TAREA PROPUESTA A:
Extrae literalmente del artículo sobre la IA y la soledad el fragmento que comienza en "La soledad entre" y termina en "una experiencia común.".
TAREA PROPUESTA B:
¿Qué frases entre comillas atribuye a Tom Vanderschoot el artículo sobre la IA y la soledad? Enuméralas todas.
TAREA PROPUESTA C:
Escribe la continuación del artículo sobre la IA y la soledad a partir de su último párrafo.

¿Quién pagará el precio si la IA te engaña? Descubre la impactante verdad detrás de sus recomendaciones peligrosas.

En un mundo donde la conexión digital parece ser la norma, la soledad no deseada ha emergido como un fenómeno preocupante, especialmente entre los jóvenes. Un artículo reciente en la revista médica BMJ explora el uso de la Inteligencia Artificial (IA) en este contexto, sugiriendo que los chatbots podrían convertirse en confesionarios digitales para quienes buscan compañía o apoyo emocional.

Tom Vanderschoot, director y psicólogo de Next Step Psicología en Valencia, señala que "la IA, como cualquier tecnología nueva, podría servir como un puente hacia la conexión humana auténtica, en lugar de sustituirla". Esto nos lleva a reflexionar sobre cómo, en un futuro, la Inteligencia Artificial podría desempeñar un papel como asistente en la lucha contra la soledad, más que ser un recurso básico.

Sin embargo, Vanderschoot advirtió que "esta tecnología no puede sustituir a amigos ni a terapeutas". Las limitaciones técnicas de la IA, como la ausencia de comunicación no verbal, sumadas a preocupaciones éticas sobre la responsabilidad en caso de que una recomendación de la IA cause daño, plantean preguntas difíciles sobre su uso.

La soledad entre los jóvenes: un problema creciente

El fenómeno de la soledad no deseada es particularmente agudo entre los menores de 35 años, un grupo demográfico que ha sido objeto de estudio en el Mapa Nacional de la Soledad no Deseada. Un trabajo de la BBC citado en el artículo indica que el riesgo de soledad es especialmente alto entre las personas de 16 a 24 años. A pesar de vivir en la era más conectada de la historia, el sentimiento de aislamiento es una experiencia común.

Vanderschoot sostiene que, aunque "la soledad no deseada es cada vez más frecuente, especialmente entre adolescentes y adultos jóvenes", es importante ser prudentes antes de sacar conclusiones categóricas. Las estimaciones sobre la prevalencia de la soledad oscilan entre el 10% y el 30%, lo que indica que la mayoría de la población se siente razonablemente conectada.

Varios factores contribuyen a este fenómeno. La salud física y mental es crucial; aquellos que enfrentan dificultades suelen tener menos oportunidades de socialización. "Esto puede derivar en un círculo vicioso, ya que el aislamiento social tiende a agravar el malestar psicológico", explica Vanderschoot.

DATOS PARA ANALIZAR:
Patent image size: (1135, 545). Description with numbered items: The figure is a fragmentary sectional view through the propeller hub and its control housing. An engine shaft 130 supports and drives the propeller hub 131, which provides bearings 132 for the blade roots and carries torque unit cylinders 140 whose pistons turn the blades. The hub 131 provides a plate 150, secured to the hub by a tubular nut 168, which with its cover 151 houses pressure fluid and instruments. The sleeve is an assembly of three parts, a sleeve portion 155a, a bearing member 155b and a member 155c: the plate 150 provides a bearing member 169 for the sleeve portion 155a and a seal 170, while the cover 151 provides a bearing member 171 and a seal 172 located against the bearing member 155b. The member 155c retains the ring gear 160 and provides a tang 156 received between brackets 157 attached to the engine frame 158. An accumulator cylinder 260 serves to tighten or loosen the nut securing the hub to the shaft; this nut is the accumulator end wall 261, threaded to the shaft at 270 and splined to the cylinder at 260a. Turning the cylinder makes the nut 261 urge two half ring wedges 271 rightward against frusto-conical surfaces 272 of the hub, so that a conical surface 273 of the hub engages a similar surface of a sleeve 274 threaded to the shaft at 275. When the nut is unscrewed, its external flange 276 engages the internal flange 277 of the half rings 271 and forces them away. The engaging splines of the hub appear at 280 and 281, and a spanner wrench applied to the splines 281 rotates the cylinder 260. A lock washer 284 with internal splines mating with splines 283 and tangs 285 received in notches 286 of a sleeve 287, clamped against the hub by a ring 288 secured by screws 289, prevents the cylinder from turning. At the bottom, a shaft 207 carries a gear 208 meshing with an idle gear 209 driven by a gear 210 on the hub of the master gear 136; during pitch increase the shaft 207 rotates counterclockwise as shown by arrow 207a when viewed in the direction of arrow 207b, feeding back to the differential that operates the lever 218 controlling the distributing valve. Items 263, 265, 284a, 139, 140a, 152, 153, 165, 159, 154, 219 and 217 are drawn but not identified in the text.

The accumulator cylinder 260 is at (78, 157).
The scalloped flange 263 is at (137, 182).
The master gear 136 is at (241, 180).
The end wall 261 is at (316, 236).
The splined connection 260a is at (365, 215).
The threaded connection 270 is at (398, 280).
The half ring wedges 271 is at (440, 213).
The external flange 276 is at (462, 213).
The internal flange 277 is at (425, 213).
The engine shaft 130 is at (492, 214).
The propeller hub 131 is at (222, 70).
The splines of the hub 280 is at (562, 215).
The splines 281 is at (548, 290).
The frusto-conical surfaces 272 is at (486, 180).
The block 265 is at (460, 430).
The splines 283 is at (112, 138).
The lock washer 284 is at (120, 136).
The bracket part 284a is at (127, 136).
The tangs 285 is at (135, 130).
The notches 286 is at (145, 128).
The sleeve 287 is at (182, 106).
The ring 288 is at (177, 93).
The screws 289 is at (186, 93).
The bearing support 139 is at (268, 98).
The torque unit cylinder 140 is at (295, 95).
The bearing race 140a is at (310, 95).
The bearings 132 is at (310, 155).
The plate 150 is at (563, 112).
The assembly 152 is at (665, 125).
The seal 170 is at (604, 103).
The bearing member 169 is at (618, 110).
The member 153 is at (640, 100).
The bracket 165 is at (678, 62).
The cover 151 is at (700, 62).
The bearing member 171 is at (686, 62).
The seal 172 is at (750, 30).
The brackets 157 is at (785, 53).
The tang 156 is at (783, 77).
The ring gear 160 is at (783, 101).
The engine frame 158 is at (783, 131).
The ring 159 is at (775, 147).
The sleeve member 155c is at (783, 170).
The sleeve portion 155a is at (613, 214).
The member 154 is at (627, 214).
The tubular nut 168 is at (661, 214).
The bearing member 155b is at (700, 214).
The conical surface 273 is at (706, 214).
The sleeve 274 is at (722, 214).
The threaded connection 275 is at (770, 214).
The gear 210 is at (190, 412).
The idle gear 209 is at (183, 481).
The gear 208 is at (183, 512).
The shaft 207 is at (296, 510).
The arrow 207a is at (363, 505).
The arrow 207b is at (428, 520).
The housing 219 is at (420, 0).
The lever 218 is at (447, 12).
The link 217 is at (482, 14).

RESPUESTA DEL EJERCICIO A:
La soledad entre los jóvenes: un problema creciente

El fenómeno de la soledad no deseada es particularmente agudo entre los menores de 35 años, un grupo demográfico que ha sido objeto de estudio en el Mapa Nacional de la Soledad no Deseada. Un trabajo de la BBC citado en el artículo indica que el riesgo de soledad es especialmente alto entre las personas de 16 a 24 años. A pesar de vivir en la era más conectada de la historia, el sentimiento de aislamiento es una experiencia común.

RESPUESTA DEL EJERCICIO B:
- "la IA, como cualquier tecnología nueva, podría servir como un puente hacia la conexión humana auténtica, en lugar de sustituirla"
- "esta tecnología no puede sustituir a amigos ni a terapeutas"
- "la soledad no deseada es cada vez más frecuente, especialmente entre adolescentes y adultos jóvenes"
- "Esto puede derivar en un círculo vicioso, ya que el aislamiento social tiende a agravar el malestar psicológico"

RESPUESTA DEL EJERCICIO C:
Adicionalmente, un sorprendente 36% de los padres afirma que sus hijos utilizan chatbots de IA para recibir apoyo emocional. Esto plantea un debate sobre la validez de considerar a una máquina como un amigo. Si bien la IA puede ser útil para reflexionar sobre pensamientos y sentimientos, el especialista advierte que "el problema surge cuando estas interacciones se convierten en la norma y sustituyen a relaciones reales".

La IA puede ofrecer una sensación inicial de ser escuchado, pero a largo plazo, podría aumentar la sensación de soledad al no proporcionar elementos esenciales de la interacción humana, como una sonrisa o un abrazo. "Un chatbot no puede ofrecer una mirada de comprensión", puntualiza Vanderschoot, lo que evidencia las limitaciones de estas interacciones digitales.

Además, los chatbots tienden a confirmar lo que el usuario expresa, lo que puede reforzar sesgos y evitar el esfuerzo cognitivo necesario para desarrollar habilidades sociales. "Esto puede limitar la oportunidad de practicar habilidades sociales fundamentales para la vida cotidiana", alerta el psicólogo.

La pregunta que nos queda es si deberíamos entrenar a la IA para que contradiga a los usuarios en ciertos escenarios, promoviendo así la tolerancia a la frustración y evitando la creación de vínculos superficiales. "En las relaciones humanas sanas, es fundamental saber tolerar la discrepancia", concluye Vanderschoot, recordando que muchas veces, el desacuerdo respetuoso puede fortalecer los lazos sociales.

Así, mientras la tecnología avanza y los chatbots se vuelven más comunes en nuestras vidas, es crucial mantener un enfoque crítico y reflexivo sobre su uso, especialmente en un contexto donde la soledad y el aislamiento son cada vez más frecuentes.